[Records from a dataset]
◇ ◇ ◇ ◇ ◇ ◇ ◇

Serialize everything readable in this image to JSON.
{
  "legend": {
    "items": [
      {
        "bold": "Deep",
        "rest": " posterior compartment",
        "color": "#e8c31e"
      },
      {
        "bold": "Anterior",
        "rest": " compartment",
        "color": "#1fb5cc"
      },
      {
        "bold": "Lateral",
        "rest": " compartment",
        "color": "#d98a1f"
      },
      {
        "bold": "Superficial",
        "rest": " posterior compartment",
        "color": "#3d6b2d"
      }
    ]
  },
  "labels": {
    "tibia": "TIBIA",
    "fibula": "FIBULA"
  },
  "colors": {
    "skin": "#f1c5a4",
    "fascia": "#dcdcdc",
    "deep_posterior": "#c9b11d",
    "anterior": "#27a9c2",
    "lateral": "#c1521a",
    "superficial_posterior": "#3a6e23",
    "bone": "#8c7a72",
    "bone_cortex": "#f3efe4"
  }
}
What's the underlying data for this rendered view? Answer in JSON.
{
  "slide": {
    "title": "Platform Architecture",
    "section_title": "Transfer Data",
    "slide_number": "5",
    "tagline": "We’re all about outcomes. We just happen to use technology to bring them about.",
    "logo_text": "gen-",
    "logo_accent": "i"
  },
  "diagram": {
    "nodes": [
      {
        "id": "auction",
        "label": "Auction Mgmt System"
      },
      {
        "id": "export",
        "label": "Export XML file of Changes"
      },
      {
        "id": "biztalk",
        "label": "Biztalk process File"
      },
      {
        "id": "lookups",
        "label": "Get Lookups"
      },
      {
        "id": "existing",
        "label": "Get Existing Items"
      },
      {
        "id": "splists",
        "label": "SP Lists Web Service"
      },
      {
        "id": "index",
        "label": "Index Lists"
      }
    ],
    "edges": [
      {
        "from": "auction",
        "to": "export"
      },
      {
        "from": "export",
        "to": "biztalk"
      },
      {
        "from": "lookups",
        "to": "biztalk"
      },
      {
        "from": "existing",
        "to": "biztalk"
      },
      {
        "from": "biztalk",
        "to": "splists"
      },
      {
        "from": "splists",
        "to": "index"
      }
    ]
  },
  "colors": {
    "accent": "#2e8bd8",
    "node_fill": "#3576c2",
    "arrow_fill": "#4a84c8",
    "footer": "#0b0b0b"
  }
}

◇ ◇ ◇ ◇ ◇ ◇ ◇

## Request
Above are some records; repeat all of them exactly.

## Correct output
Serialize everything readable in this image to JSON.
{
  "legend": {
    "items": [
      {
        "bold": "Deep",
        "rest": " posterior compartment",
        "color": "#e8c31e"
      },
      {
        "bold": "Anterior",
        "rest": " compartment",
        "color": "#1fb5cc"
      },
      {
        "bold": "Lateral",
        "rest": " compartment",
        "color": "#d98a1f"
      },
      {
        "bold": "Superficial",
        "rest": " posterior compartment",
        "color": "#3d6b2d"
      }
    ]
  },
  "labels": {
    "tibia": "TIBIA",
    "fibula": "FIBULA"
  },
  "colors": {
    "skin": "#f1c5a4",
    "fascia": "#dcdcdc",
    "deep_posterior": "#c9b11d",
    "anterior": "#27a9c2",
    "lateral": "#c1521a",
    "superficial_posterior": "#3a6e23",
    "bone": "#8c7a72",
    "bone_cortex": "#f3efe4"
  }
}
What's the underlying data for this rendered view? Answer in JSON.
{
  "slide": {
    "title": "Platform Architecture",
    "section_title": "Transfer Data",
    "slide_number": "5",
    "tagline": "We’re all about outcomes. We just happen to use technology to bring them about.",
    "logo_text": "gen-",
    "logo_accent": "i"
  },
  "diagram": {
    "nodes": [
      {
        "id": "auction",
        "label": "Auction Mgmt System"
      },
      {
        "id": "export",
        "label": "Export XML file of Changes"
      },
      {
        "id": "biztalk",
        "label": "Biztalk process File"
      },
      {
        "id": "lookups",
        "label": "Get Lookups"
      },
      {
        "id": "existing",
        "label": "Get Existing Items"
      },
      {
        "id": "splists",
        "label": "SP Lists Web Service"
      },
      {
        "id": "index",
        "label": "Index Lists"
      }
    ],
    "edges": [
      {
        "from": "auction",
        "to": "export"
      },
      {
        "from": "export",
        "to": "biztalk"
      },
      {
        "from": "lookups",
        "to": "biztalk"
      },
      {
        "from": "existing",
        "to": "biztalk"
      },
      {
        "from": "biztalk",
        "to": "splists"
      },
      {
        "from": "splists",
        "to": "index"
      }
    ]
  },
  "colors": {
    "accent": "#2e8bd8",
    "node_fill": "#3576c2",
    "arrow_fill": "#4a84c8",
    "footer": "#0b0b0b"
  }
}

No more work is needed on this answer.